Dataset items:

^^^^^^^^^^^^^^^^

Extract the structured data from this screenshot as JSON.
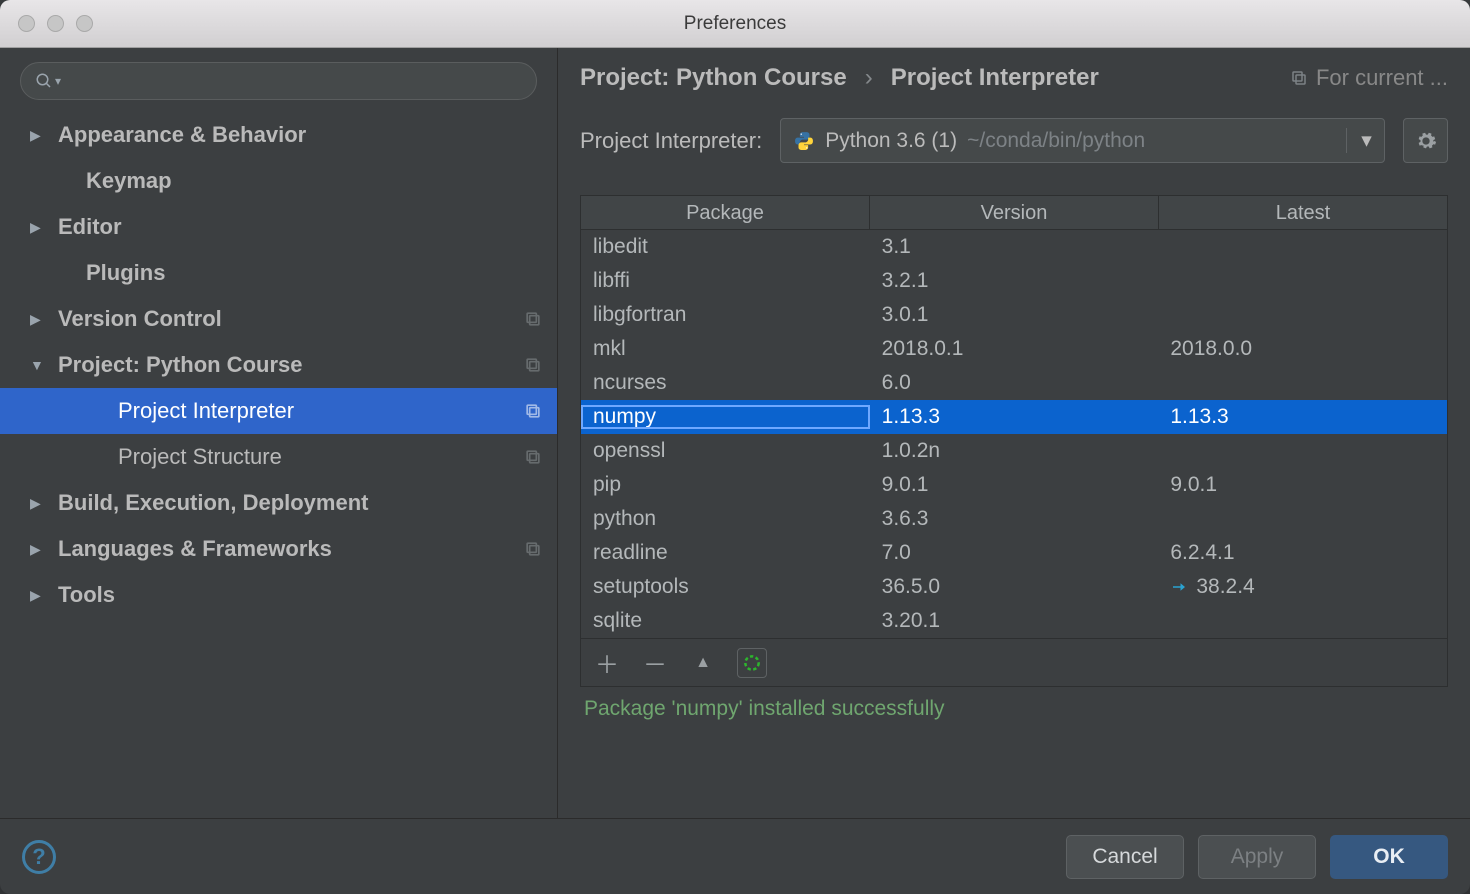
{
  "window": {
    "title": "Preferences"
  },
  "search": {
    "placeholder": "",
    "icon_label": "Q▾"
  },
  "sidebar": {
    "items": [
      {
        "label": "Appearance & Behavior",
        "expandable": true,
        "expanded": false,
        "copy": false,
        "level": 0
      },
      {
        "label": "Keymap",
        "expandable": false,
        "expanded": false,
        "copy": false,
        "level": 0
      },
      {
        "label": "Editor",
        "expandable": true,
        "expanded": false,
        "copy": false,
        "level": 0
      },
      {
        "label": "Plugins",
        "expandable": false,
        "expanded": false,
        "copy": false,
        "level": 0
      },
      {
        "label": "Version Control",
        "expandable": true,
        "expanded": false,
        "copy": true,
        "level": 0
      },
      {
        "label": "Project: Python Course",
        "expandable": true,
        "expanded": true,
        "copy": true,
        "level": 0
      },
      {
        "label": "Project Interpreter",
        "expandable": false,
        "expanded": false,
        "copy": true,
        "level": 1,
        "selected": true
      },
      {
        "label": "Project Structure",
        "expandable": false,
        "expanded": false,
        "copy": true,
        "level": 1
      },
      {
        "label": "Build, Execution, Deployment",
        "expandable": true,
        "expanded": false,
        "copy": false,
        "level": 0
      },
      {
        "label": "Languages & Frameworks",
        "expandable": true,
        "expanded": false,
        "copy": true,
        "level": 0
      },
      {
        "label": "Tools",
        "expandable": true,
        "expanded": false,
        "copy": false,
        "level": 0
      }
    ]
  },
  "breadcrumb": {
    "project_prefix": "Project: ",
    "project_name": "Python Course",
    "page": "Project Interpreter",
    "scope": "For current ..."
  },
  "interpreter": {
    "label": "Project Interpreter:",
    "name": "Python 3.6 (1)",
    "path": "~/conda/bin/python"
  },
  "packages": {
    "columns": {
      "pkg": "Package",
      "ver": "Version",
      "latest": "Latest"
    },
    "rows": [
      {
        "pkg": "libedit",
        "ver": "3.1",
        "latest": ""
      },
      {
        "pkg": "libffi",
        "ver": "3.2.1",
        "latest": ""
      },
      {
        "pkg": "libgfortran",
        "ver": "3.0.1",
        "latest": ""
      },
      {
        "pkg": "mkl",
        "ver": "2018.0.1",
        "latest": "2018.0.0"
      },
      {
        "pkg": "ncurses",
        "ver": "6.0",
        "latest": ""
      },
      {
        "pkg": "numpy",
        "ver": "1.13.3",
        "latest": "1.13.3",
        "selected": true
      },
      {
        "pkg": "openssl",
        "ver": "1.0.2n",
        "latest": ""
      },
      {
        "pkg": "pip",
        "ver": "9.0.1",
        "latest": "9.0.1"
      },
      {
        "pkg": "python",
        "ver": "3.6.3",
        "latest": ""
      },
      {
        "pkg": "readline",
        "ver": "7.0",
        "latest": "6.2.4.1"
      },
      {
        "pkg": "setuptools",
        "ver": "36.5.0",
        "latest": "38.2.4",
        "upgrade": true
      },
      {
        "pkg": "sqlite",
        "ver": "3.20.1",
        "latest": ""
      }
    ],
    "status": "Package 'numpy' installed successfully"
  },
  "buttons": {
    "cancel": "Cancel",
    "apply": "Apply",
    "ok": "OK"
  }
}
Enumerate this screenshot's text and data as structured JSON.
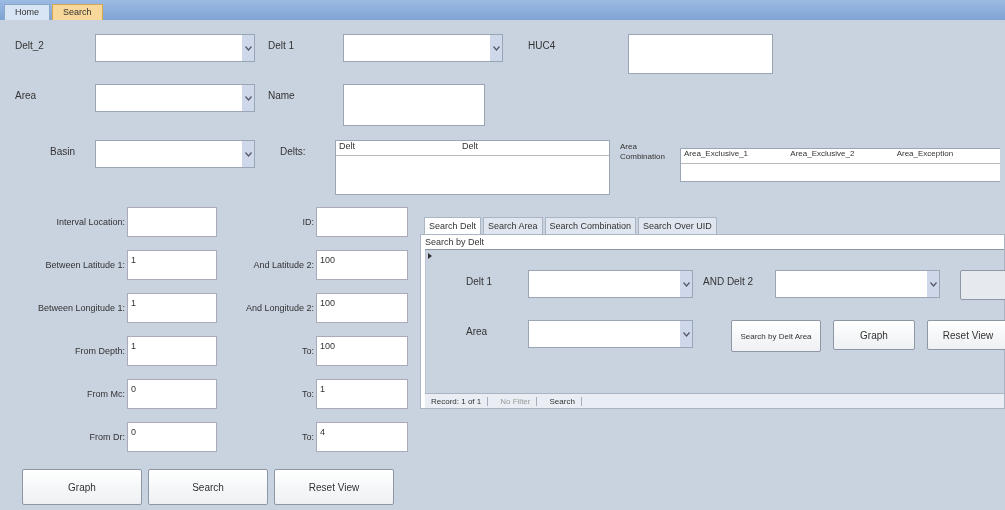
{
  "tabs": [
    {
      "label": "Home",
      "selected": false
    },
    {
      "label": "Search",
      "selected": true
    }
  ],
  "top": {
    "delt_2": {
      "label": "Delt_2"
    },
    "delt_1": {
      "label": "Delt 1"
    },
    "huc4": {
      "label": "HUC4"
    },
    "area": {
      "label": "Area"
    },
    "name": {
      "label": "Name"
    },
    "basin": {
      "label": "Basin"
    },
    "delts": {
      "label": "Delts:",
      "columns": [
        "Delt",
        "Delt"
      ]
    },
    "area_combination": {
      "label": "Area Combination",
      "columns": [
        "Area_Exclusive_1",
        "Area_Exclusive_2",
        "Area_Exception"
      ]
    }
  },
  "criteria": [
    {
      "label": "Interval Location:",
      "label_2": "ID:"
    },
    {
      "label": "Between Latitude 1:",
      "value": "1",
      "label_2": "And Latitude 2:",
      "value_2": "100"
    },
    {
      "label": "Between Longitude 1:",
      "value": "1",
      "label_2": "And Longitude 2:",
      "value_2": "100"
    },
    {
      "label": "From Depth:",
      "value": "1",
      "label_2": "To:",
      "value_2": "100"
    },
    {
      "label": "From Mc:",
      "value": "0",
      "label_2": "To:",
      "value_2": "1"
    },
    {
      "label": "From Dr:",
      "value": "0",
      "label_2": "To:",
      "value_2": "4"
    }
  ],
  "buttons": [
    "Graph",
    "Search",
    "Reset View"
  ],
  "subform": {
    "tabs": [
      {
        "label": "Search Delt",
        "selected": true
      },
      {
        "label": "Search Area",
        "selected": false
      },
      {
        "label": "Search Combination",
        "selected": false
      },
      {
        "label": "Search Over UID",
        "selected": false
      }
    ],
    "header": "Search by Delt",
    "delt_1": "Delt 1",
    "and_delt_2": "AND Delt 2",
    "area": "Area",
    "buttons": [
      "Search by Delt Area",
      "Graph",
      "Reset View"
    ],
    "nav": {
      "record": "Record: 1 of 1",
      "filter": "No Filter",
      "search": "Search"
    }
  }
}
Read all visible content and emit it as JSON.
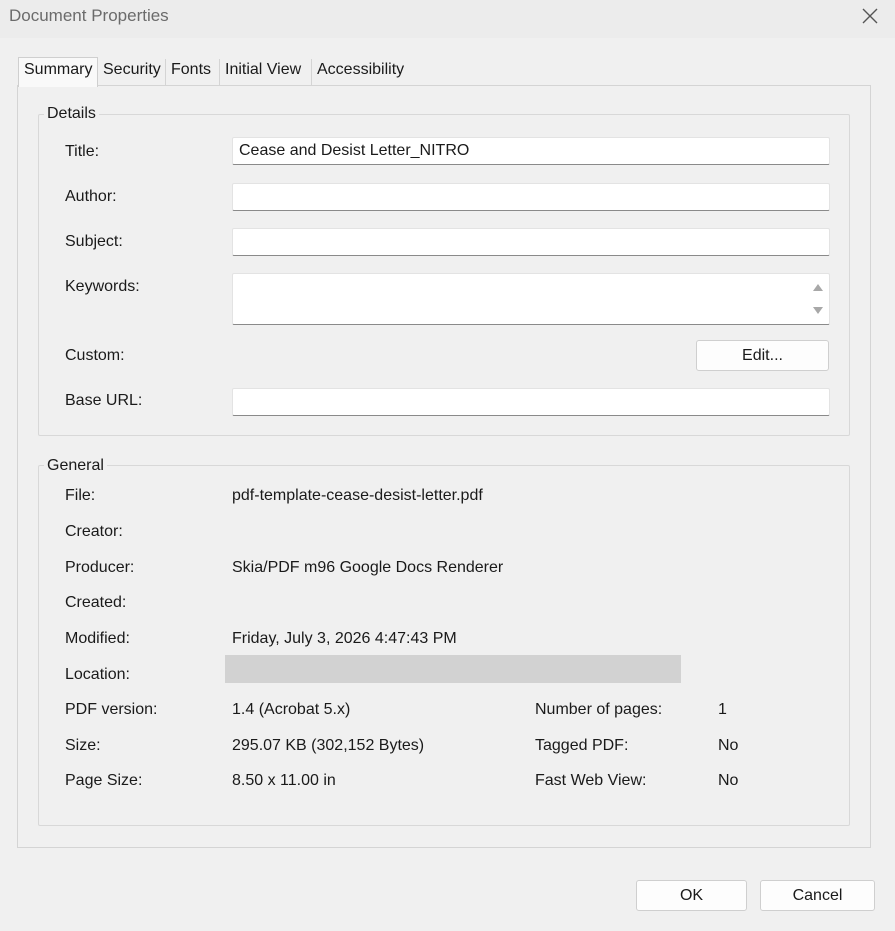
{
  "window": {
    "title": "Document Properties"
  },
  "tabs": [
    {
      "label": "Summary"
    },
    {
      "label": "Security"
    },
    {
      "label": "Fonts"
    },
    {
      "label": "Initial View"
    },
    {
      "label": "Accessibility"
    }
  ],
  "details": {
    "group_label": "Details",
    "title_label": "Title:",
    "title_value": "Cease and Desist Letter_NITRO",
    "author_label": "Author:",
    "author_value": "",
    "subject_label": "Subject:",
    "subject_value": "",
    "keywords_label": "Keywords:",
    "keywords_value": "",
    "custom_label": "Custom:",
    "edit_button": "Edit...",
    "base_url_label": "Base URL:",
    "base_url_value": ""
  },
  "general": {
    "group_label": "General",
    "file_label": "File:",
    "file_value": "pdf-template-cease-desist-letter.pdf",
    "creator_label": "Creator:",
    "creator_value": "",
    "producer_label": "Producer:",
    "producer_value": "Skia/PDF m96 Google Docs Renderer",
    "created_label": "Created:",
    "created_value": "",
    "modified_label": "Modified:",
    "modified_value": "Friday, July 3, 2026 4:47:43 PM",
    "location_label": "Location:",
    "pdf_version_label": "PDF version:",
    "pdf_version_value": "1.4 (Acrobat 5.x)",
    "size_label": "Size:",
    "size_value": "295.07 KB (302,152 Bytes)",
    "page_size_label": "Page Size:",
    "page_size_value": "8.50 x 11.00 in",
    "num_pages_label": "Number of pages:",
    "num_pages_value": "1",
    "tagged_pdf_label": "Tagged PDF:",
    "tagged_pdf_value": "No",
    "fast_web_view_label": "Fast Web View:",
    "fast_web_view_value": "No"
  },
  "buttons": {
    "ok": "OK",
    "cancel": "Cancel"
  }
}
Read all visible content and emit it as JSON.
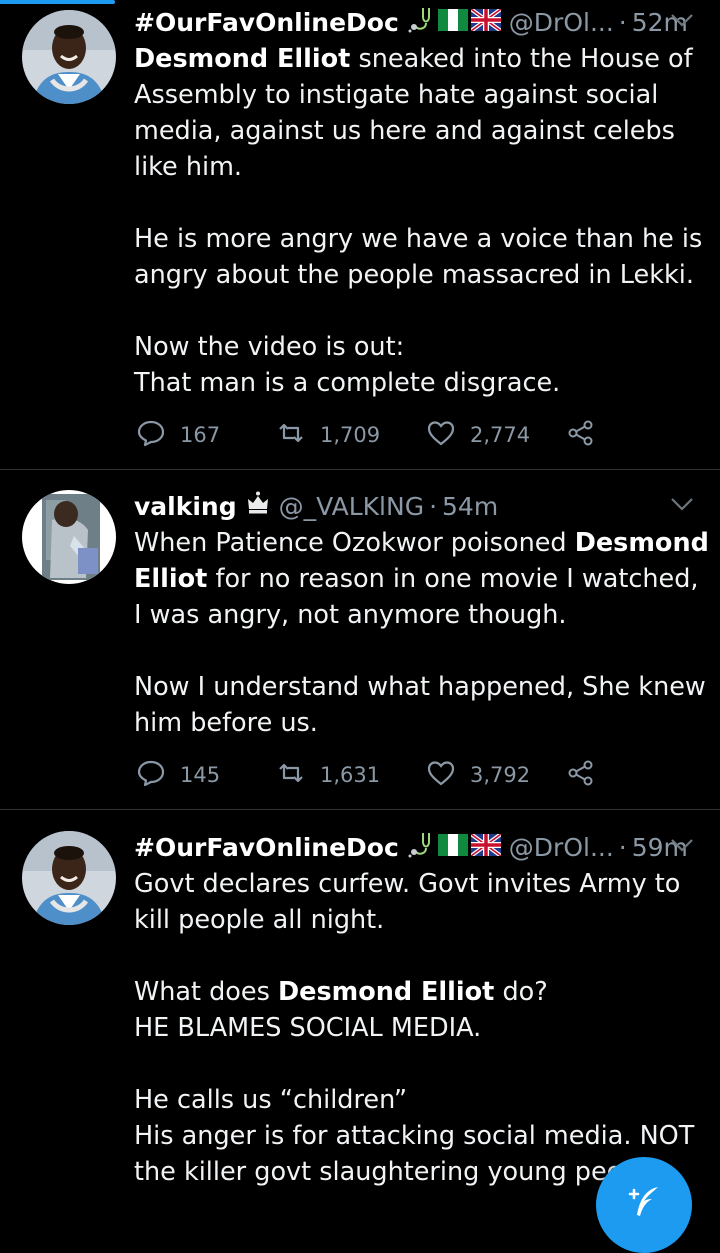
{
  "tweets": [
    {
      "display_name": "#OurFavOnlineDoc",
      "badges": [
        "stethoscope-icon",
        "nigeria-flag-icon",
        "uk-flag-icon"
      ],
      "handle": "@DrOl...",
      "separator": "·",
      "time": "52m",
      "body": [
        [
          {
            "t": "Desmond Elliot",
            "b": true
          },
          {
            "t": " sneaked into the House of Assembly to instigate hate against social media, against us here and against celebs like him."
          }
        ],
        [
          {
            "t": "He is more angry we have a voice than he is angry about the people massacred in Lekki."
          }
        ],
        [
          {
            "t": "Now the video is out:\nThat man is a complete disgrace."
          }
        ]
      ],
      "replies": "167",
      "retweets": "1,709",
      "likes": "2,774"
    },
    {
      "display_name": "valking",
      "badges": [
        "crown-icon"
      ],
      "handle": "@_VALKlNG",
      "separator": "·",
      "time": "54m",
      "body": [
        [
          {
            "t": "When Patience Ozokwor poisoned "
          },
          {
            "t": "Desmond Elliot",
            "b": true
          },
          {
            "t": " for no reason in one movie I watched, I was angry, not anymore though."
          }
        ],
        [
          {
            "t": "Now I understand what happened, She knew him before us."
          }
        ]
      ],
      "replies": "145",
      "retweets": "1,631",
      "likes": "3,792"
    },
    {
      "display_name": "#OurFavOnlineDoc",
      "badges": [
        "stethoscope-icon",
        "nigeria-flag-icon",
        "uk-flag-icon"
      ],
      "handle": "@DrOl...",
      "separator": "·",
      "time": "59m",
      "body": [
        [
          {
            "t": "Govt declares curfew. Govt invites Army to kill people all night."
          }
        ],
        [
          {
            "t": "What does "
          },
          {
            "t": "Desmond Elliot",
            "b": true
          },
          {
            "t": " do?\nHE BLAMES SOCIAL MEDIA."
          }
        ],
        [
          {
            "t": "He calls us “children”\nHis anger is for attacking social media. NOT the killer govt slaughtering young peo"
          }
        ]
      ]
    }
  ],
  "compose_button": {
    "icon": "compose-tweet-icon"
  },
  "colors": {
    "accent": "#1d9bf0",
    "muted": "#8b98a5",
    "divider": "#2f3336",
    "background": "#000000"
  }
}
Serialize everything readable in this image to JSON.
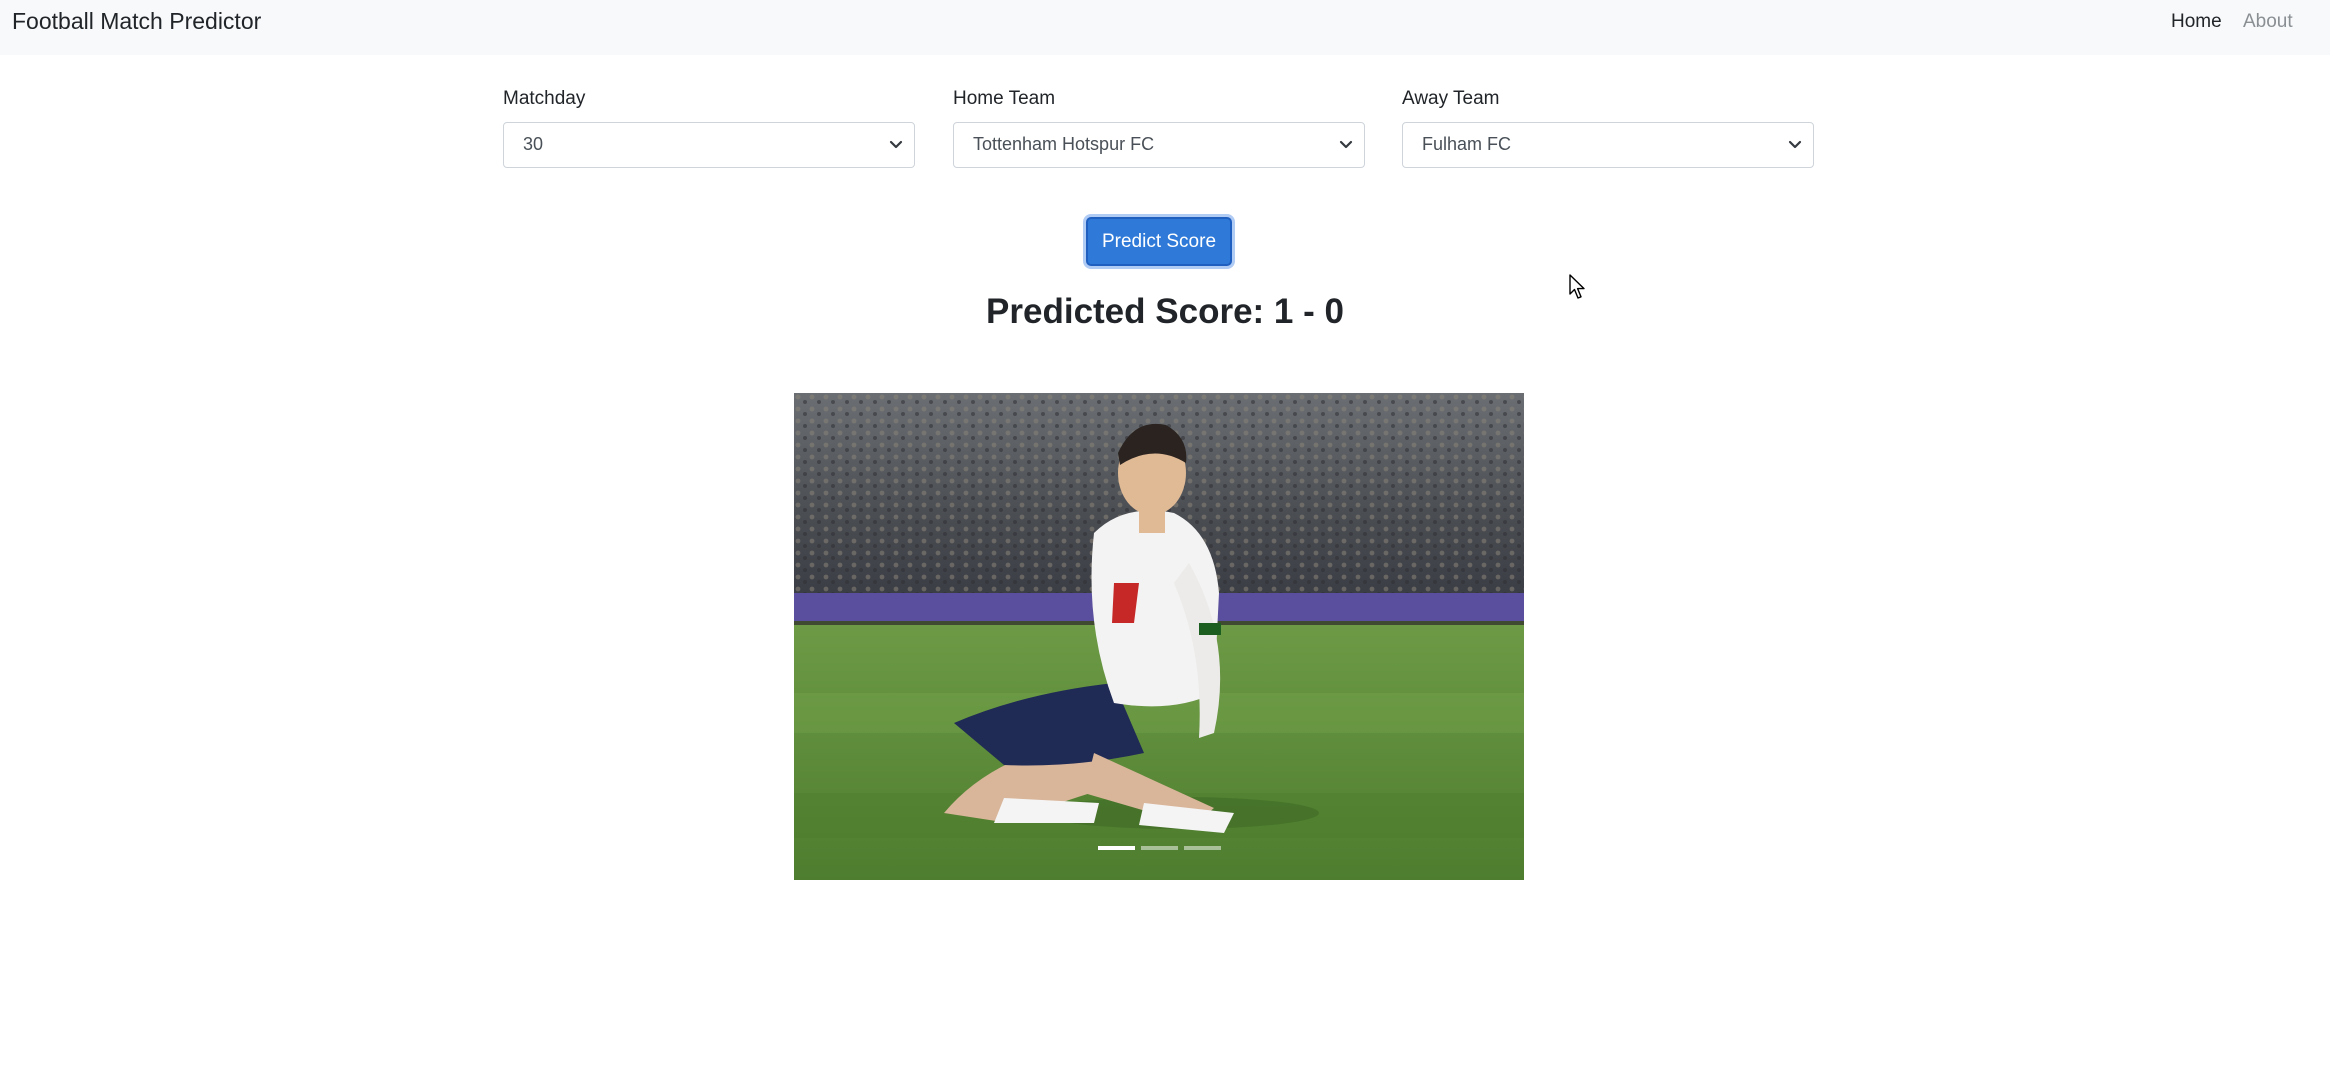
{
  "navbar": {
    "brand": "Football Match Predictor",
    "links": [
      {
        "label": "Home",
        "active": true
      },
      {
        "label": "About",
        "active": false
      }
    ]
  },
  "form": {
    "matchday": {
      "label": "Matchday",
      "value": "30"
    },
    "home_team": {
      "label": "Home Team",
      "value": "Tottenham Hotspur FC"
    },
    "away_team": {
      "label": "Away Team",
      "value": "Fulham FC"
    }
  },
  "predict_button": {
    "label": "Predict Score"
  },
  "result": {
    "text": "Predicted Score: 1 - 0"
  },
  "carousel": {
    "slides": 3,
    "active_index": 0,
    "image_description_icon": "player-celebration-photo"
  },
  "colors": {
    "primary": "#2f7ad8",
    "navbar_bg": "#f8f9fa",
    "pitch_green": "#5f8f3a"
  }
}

^^^^^^^^^^^^^^^^

## TASK DETAILS
Return, from the data, each line that has the word "Longitude" in it.

## THE COMPLETED TASK
      "label": "Between Longitude 1:",
      "label_2": "And Longitude 2:",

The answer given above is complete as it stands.